AIM:
Gather the lines that hold the string "name".
::: DATA SUPPLIED
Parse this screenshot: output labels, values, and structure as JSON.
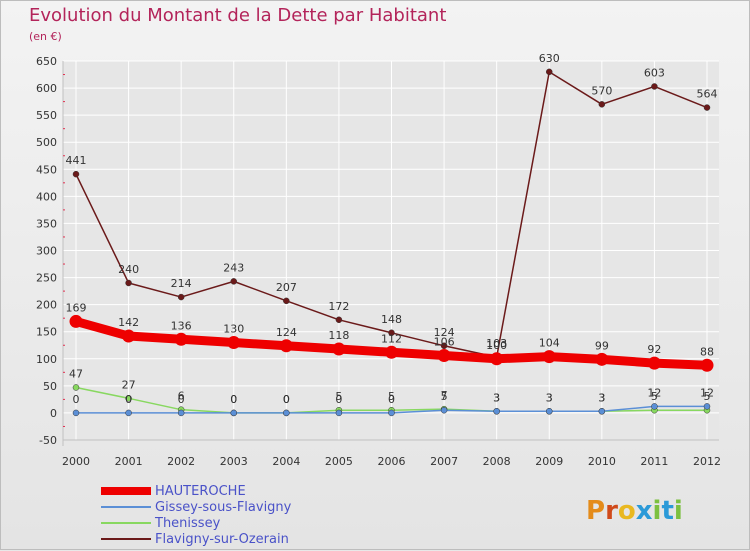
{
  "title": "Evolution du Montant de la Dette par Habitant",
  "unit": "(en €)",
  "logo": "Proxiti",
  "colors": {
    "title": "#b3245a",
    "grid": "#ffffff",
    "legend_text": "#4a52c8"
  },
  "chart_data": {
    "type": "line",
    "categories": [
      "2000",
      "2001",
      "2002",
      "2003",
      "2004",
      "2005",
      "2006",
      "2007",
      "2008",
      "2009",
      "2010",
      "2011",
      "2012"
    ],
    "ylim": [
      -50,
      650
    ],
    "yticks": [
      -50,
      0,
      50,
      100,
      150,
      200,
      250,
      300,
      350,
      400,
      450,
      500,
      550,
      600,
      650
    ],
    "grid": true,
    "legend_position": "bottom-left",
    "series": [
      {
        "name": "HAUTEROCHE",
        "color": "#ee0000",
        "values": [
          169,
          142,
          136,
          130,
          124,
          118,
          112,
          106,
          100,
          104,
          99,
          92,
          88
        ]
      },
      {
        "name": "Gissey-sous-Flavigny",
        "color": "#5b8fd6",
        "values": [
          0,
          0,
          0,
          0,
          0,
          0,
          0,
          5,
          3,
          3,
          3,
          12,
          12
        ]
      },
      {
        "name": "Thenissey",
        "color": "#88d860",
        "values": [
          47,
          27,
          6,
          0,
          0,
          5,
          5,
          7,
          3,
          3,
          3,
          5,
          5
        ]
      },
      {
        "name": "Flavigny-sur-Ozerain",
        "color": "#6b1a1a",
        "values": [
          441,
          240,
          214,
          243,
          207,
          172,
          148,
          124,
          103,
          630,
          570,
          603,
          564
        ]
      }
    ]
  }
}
::::::
RIGHT ANSWER:
        "name": "HAUTEROCHE",
        "name": "Gissey-sous-Flavigny",
        "name": "Thenissey",
        "name": "Flavigny-sur-Ozerain",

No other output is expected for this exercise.